-- PROBLEM DESCRIPTION --
Write the data out again, character for character, with no images.

-- INFORMATION SHOWN --
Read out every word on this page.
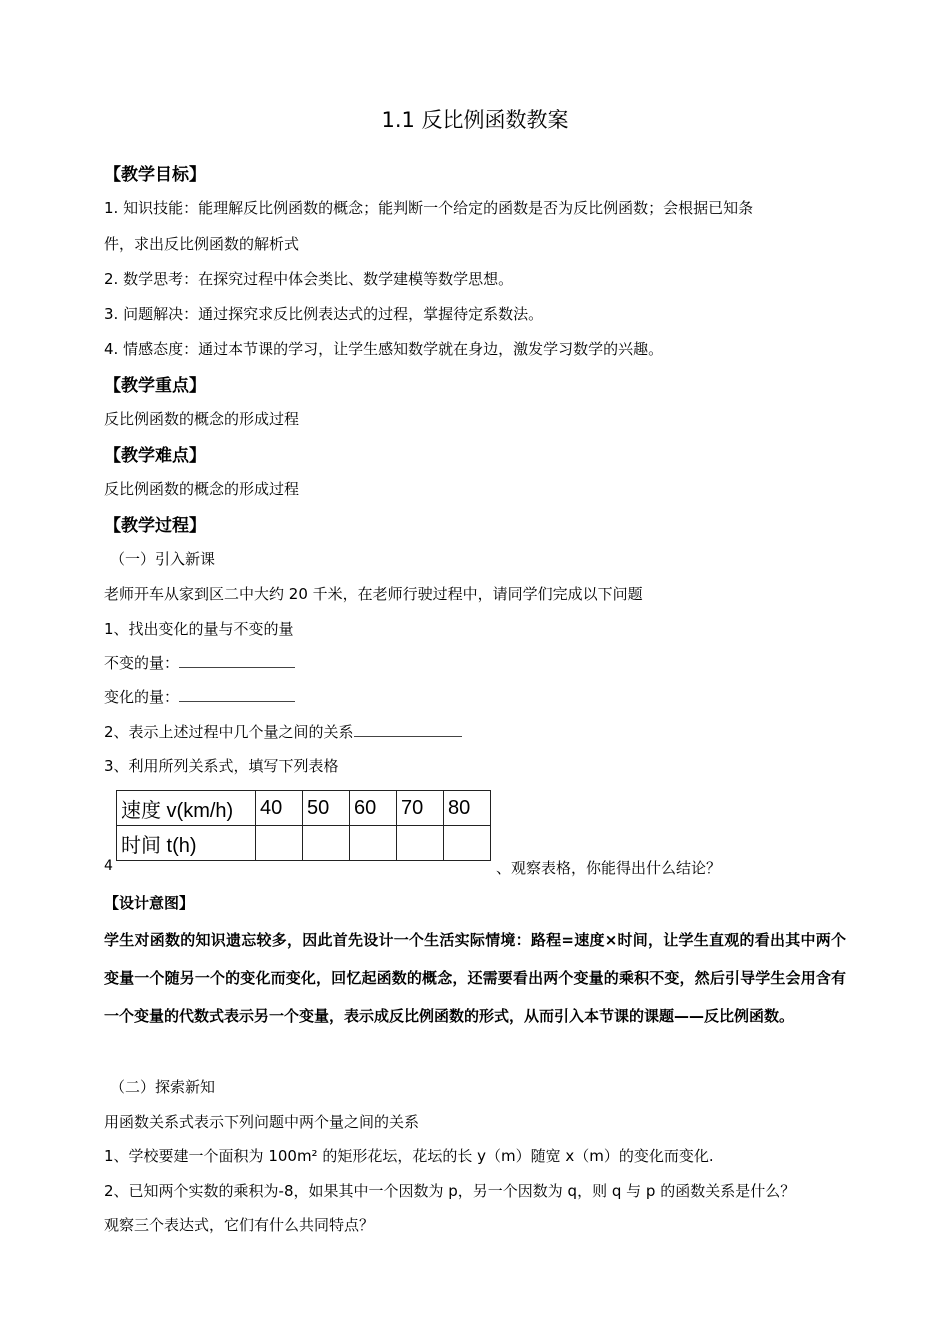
1.1 反比例函数教案
【教学目标】
1. 知识技能：能理解反比例函数的概念；能判断一个给定的函数是否为反比例函数；会根据已知条
件，求出反比例函数的解析式
2. 数学思考：在探究过程中体会类比、数学建模等数学思想。
3. 问题解决：通过探究求反比例表达式的过程，掌握待定系数法。
4. 情感态度：通过本节课的学习，让学生感知数学就在身边，激发学习数学的兴趣。
【教学重点】
反比例函数的概念的形成过程
【教学难点】
反比例函数的概念的形成过程
【教学过程】
（一）引入新课
老师开车从家到区二中大约 20 千米，在老师行驶过程中，请同学们完成以下问题
1、找出变化的量与不变的量
不变的量：
变化的量：
2、表示上述过程中几个量之间的关系
3、利用所列关系式，填写下列表格
速度 v(km/h)	40	50	60	70	80
时间 t(h)					
4	、观察表格，你能得出什么结论？
【设计意图】
学生对函数的知识遗忘较多，因此首先设计一个生活实际情境：路程=速度×时间，让学生直观的看出其中两个变量一个随另一个的变化而变化，回忆起函数的概念，还需要看出两个变量的乘积不变，然后引导学生会用含有一个变量的代数式表示另一个变量，表示成反比例函数的形式，从而引入本节课的课题——反比例函数。
（二）探索新知
用函数关系式表示下列问题中两个量之间的关系
1、学校要建一个面积为 100m² 的矩形花坛，花坛的长 y（m）随宽 x（m）的变化而变化.
2、已知两个实数的乘积为-8，如果其中一个因数为 p，另一个因数为 q，则 q 与 p 的函数关系是什么？
观察三个表达式，它们有什么共同特点？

-- SOLVED PROBLEM --
Read out every word on this page.
1.1 反比例函数教案
【教学目标】
1. 知识技能：能理解反比例函数的概念；能判断一个给定的函数是否为反比例函数；会根据已知条
件，求出反比例函数的解析式
2. 数学思考：在探究过程中体会类比、数学建模等数学思想。
3. 问题解决：通过探究求反比例表达式的过程，掌握待定系数法。
4. 情感态度：通过本节课的学习，让学生感知数学就在身边，激发学习数学的兴趣。
【教学重点】
反比例函数的概念的形成过程
【教学难点】
反比例函数的概念的形成过程
【教学过程】
（一）引入新课
老师开车从家到区二中大约 20 千米，在老师行驶过程中，请同学们完成以下问题
1、找出变化的量与不变的量
不变的量：
变化的量：
2、表示上述过程中几个量之间的关系
3、利用所列关系式，填写下列表格
速度 v(km/h)	40	50	60	70	80
时间 t(h)					
4	、观察表格，你能得出什么结论？
【设计意图】
学生对函数的知识遗忘较多，因此首先设计一个生活实际情境：路程=速度×时间，让学生直观的看出其中两个变量一个随另一个的变化而变化，回忆起函数的概念，还需要看出两个变量的乘积不变，然后引导学生会用含有一个变量的代数式表示另一个变量，表示成反比例函数的形式，从而引入本节课的课题——反比例函数。
（二）探索新知
用函数关系式表示下列问题中两个量之间的关系
1、学校要建一个面积为 100m² 的矩形花坛，花坛的长 y（m）随宽 x（m）的变化而变化.
2、已知两个实数的乘积为-8，如果其中一个因数为 p，另一个因数为 q，则 q 与 p 的函数关系是什么？
观察三个表达式，它们有什么共同特点？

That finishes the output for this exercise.